■ **Items from a dataset**:

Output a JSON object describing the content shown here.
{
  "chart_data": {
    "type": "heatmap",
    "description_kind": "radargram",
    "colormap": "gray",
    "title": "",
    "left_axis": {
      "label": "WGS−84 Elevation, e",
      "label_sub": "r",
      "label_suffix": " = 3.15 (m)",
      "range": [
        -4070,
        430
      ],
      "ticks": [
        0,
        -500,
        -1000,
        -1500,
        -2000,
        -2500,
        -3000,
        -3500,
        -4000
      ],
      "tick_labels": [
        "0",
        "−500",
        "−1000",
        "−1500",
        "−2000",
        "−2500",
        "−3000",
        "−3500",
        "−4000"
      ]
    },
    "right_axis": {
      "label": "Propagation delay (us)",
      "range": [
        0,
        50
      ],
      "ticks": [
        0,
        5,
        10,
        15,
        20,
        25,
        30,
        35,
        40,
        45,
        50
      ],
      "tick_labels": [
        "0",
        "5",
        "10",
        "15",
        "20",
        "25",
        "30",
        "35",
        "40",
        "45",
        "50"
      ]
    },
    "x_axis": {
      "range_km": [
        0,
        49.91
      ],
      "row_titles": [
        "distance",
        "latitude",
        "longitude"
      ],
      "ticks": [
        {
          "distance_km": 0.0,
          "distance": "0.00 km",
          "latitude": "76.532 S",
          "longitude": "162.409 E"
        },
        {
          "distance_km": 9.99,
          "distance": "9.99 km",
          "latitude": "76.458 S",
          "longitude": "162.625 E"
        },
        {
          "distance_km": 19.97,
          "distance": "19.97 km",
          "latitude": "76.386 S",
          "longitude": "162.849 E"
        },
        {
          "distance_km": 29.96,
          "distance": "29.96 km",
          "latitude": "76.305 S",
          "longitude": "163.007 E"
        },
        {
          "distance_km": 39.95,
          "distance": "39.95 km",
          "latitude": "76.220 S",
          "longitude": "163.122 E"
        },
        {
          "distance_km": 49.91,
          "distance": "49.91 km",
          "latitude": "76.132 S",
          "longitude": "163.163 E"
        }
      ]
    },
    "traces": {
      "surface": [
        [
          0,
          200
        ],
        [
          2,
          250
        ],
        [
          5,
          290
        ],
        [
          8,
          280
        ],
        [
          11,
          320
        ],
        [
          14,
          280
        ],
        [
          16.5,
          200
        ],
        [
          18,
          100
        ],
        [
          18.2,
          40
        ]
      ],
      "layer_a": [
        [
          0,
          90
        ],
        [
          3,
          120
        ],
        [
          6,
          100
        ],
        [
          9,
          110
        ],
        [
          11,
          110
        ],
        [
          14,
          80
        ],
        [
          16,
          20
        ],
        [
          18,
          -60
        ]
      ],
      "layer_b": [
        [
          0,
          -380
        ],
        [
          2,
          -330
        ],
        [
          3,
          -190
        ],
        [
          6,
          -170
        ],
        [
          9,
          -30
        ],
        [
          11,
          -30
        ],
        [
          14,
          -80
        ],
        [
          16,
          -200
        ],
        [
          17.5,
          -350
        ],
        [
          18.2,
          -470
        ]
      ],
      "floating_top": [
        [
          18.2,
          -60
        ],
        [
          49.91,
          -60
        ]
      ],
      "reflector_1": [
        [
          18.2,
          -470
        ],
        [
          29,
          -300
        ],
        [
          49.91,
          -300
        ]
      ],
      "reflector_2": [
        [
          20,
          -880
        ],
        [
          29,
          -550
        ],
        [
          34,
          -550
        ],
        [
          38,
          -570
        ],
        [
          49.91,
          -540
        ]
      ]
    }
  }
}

■ **GOAL OF THE EXERCISE**: Copy out the whole listing exactly.

■ **SOLUTION TO THIS EXERCISE**:
Output a JSON object describing the content shown here.
{
  "chart_data": {
    "type": "heatmap",
    "description_kind": "radargram",
    "colormap": "gray",
    "title": "",
    "left_axis": {
      "label": "WGS−84 Elevation, e",
      "label_sub": "r",
      "label_suffix": " = 3.15 (m)",
      "range": [
        -4070,
        430
      ],
      "ticks": [
        0,
        -500,
        -1000,
        -1500,
        -2000,
        -2500,
        -3000,
        -3500,
        -4000
      ],
      "tick_labels": [
        "0",
        "−500",
        "−1000",
        "−1500",
        "−2000",
        "−2500",
        "−3000",
        "−3500",
        "−4000"
      ]
    },
    "right_axis": {
      "label": "Propagation delay (us)",
      "range": [
        0,
        50
      ],
      "ticks": [
        0,
        5,
        10,
        15,
        20,
        25,
        30,
        35,
        40,
        45,
        50
      ],
      "tick_labels": [
        "0",
        "5",
        "10",
        "15",
        "20",
        "25",
        "30",
        "35",
        "40",
        "45",
        "50"
      ]
    },
    "x_axis": {
      "range_km": [
        0,
        49.91
      ],
      "row_titles": [
        "distance",
        "latitude",
        "longitude"
      ],
      "ticks": [
        {
          "distance_km": 0.0,
          "distance": "0.00 km",
          "latitude": "76.532 S",
          "longitude": "162.409 E"
        },
        {
          "distance_km": 9.99,
          "distance": "9.99 km",
          "latitude": "76.458 S",
          "longitude": "162.625 E"
        },
        {
          "distance_km": 19.97,
          "distance": "19.97 km",
          "latitude": "76.386 S",
          "longitude": "162.849 E"
        },
        {
          "distance_km": 29.96,
          "distance": "29.96 km",
          "latitude": "76.305 S",
          "longitude": "163.007 E"
        },
        {
          "distance_km": 39.95,
          "distance": "39.95 km",
          "latitude": "76.220 S",
          "longitude": "163.122 E"
        },
        {
          "distance_km": 49.91,
          "distance": "49.91 km",
          "latitude": "76.132 S",
          "longitude": "163.163 E"
        }
      ]
    },
    "traces": {
      "surface": [
        [
          0,
          200
        ],
        [
          2,
          250
        ],
        [
          5,
          290
        ],
        [
          8,
          280
        ],
        [
          11,
          320
        ],
        [
          14,
          280
        ],
        [
          16.5,
          200
        ],
        [
          18,
          100
        ],
        [
          18.2,
          40
        ]
      ],
      "layer_a": [
        [
          0,
          90
        ],
        [
          3,
          120
        ],
        [
          6,
          100
        ],
        [
          9,
          110
        ],
        [
          11,
          110
        ],
        [
          14,
          80
        ],
        [
          16,
          20
        ],
        [
          18,
          -60
        ]
      ],
      "layer_b": [
        [
          0,
          -380
        ],
        [
          2,
          -330
        ],
        [
          3,
          -190
        ],
        [
          6,
          -170
        ],
        [
          9,
          -30
        ],
        [
          11,
          -30
        ],
        [
          14,
          -80
        ],
        [
          16,
          -200
        ],
        [
          17.5,
          -350
        ],
        [
          18.2,
          -470
        ]
      ],
      "floating_top": [
        [
          18.2,
          -60
        ],
        [
          49.91,
          -60
        ]
      ],
      "reflector_1": [
        [
          18.2,
          -470
        ],
        [
          29,
          -300
        ],
        [
          49.91,
          -300
        ]
      ],
      "reflector_2": [
        [
          20,
          -880
        ],
        [
          29,
          -550
        ],
        [
          34,
          -550
        ],
        [
          38,
          -570
        ],
        [
          49.91,
          -540
        ]
      ]
    }
  }
}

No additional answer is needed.